**STATED PROBLEM**
Repeat each line word for word.

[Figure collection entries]
::::

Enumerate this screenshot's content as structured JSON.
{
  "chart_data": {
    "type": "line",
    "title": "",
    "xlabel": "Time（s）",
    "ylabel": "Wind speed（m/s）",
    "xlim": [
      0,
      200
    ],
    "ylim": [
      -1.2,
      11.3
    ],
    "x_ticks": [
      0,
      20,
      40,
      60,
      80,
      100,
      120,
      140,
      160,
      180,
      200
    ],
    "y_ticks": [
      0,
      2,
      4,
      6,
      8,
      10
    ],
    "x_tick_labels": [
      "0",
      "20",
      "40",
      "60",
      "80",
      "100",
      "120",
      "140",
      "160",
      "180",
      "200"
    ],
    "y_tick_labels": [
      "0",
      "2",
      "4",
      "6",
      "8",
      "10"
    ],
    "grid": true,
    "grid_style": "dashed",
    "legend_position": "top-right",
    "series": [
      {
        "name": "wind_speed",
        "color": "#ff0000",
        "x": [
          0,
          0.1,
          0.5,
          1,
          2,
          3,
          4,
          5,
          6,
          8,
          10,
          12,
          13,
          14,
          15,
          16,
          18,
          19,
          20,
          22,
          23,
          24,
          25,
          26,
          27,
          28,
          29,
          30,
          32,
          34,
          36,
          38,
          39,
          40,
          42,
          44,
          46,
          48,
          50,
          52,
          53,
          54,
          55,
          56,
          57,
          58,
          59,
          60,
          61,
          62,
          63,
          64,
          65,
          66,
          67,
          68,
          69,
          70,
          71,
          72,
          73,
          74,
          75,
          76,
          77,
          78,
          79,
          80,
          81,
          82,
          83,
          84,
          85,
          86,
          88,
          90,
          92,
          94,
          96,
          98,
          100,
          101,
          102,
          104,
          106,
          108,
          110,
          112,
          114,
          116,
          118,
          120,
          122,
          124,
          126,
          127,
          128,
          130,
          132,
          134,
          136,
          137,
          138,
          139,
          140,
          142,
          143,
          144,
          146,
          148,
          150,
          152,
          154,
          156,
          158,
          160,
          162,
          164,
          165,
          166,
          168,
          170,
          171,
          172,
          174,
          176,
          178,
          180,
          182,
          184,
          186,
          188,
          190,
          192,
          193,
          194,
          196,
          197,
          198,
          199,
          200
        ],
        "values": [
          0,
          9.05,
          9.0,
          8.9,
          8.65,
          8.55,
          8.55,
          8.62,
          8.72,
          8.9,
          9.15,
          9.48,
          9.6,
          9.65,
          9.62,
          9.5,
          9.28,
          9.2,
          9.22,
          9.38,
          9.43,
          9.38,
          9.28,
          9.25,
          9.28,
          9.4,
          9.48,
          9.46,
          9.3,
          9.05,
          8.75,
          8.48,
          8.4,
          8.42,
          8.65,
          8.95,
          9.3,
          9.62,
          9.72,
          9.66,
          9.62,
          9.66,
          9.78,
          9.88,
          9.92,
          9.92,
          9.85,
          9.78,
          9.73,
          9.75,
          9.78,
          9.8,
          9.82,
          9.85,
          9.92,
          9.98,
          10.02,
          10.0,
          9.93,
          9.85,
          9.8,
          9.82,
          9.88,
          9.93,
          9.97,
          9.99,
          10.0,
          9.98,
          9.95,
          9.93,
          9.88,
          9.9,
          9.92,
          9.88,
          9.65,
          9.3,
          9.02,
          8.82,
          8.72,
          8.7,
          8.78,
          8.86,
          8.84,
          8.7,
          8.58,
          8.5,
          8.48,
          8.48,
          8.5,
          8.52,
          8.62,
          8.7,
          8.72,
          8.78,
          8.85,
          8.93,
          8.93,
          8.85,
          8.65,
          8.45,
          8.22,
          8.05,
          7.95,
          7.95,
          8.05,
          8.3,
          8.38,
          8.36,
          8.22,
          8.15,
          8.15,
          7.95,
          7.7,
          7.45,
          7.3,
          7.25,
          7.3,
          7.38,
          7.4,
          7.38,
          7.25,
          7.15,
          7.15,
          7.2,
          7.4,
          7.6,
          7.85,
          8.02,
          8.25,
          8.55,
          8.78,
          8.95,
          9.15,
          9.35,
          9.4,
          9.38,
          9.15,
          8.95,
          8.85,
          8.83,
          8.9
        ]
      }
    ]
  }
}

::::

**RESPONSE**
Enumerate this screenshot's content as structured JSON.
{
  "chart_data": {
    "type": "line",
    "title": "",
    "xlabel": "Time（s）",
    "ylabel": "Wind speed（m/s）",
    "xlim": [
      0,
      200
    ],
    "ylim": [
      -1.2,
      11.3
    ],
    "x_ticks": [
      0,
      20,
      40,
      60,
      80,
      100,
      120,
      140,
      160,
      180,
      200
    ],
    "y_ticks": [
      0,
      2,
      4,
      6,
      8,
      10
    ],
    "x_tick_labels": [
      "0",
      "20",
      "40",
      "60",
      "80",
      "100",
      "120",
      "140",
      "160",
      "180",
      "200"
    ],
    "y_tick_labels": [
      "0",
      "2",
      "4",
      "6",
      "8",
      "10"
    ],
    "grid": true,
    "grid_style": "dashed",
    "legend_position": "top-right",
    "series": [
      {
        "name": "wind_speed",
        "color": "#ff0000",
        "x": [
          0,
          0.1,
          0.5,
          1,
          2,
          3,
          4,
          5,
          6,
          8,
          10,
          12,
          13,
          14,
          15,
          16,
          18,
          19,
          20,
          22,
          23,
          24,
          25,
          26,
          27,
          28,
          29,
          30,
          32,
          34,
          36,
          38,
          39,
          40,
          42,
          44,
          46,
          48,
          50,
          52,
          53,
          54,
          55,
          56,
          57,
          58,
          59,
          60,
          61,
          62,
          63,
          64,
          65,
          66,
          67,
          68,
          69,
          70,
          71,
          72,
          73,
          74,
          75,
          76,
          77,
          78,
          79,
          80,
          81,
          82,
          83,
          84,
          85,
          86,
          88,
          90,
          92,
          94,
          96,
          98,
          100,
          101,
          102,
          104,
          106,
          108,
          110,
          112,
          114,
          116,
          118,
          120,
          122,
          124,
          126,
          127,
          128,
          130,
          132,
          134,
          136,
          137,
          138,
          139,
          140,
          142,
          143,
          144,
          146,
          148,
          150,
          152,
          154,
          156,
          158,
          160,
          162,
          164,
          165,
          166,
          168,
          170,
          171,
          172,
          174,
          176,
          178,
          180,
          182,
          184,
          186,
          188,
          190,
          192,
          193,
          194,
          196,
          197,
          198,
          199,
          200
        ],
        "values": [
          0,
          9.05,
          9.0,
          8.9,
          8.65,
          8.55,
          8.55,
          8.62,
          8.72,
          8.9,
          9.15,
          9.48,
          9.6,
          9.65,
          9.62,
          9.5,
          9.28,
          9.2,
          9.22,
          9.38,
          9.43,
          9.38,
          9.28,
          9.25,
          9.28,
          9.4,
          9.48,
          9.46,
          9.3,
          9.05,
          8.75,
          8.48,
          8.4,
          8.42,
          8.65,
          8.95,
          9.3,
          9.62,
          9.72,
          9.66,
          9.62,
          9.66,
          9.78,
          9.88,
          9.92,
          9.92,
          9.85,
          9.78,
          9.73,
          9.75,
          9.78,
          9.8,
          9.82,
          9.85,
          9.92,
          9.98,
          10.02,
          10.0,
          9.93,
          9.85,
          9.8,
          9.82,
          9.88,
          9.93,
          9.97,
          9.99,
          10.0,
          9.98,
          9.95,
          9.93,
          9.88,
          9.9,
          9.92,
          9.88,
          9.65,
          9.3,
          9.02,
          8.82,
          8.72,
          8.7,
          8.78,
          8.86,
          8.84,
          8.7,
          8.58,
          8.5,
          8.48,
          8.48,
          8.5,
          8.52,
          8.62,
          8.7,
          8.72,
          8.78,
          8.85,
          8.93,
          8.93,
          8.85,
          8.65,
          8.45,
          8.22,
          8.05,
          7.95,
          7.95,
          8.05,
          8.3,
          8.38,
          8.36,
          8.22,
          8.15,
          8.15,
          7.95,
          7.7,
          7.45,
          7.3,
          7.25,
          7.3,
          7.38,
          7.4,
          7.38,
          7.25,
          7.15,
          7.15,
          7.2,
          7.4,
          7.6,
          7.85,
          8.02,
          8.25,
          8.55,
          8.78,
          8.95,
          9.15,
          9.35,
          9.4,
          9.38,
          9.15,
          8.95,
          8.85,
          8.83,
          8.9
        ]
      }
    ]
  }
}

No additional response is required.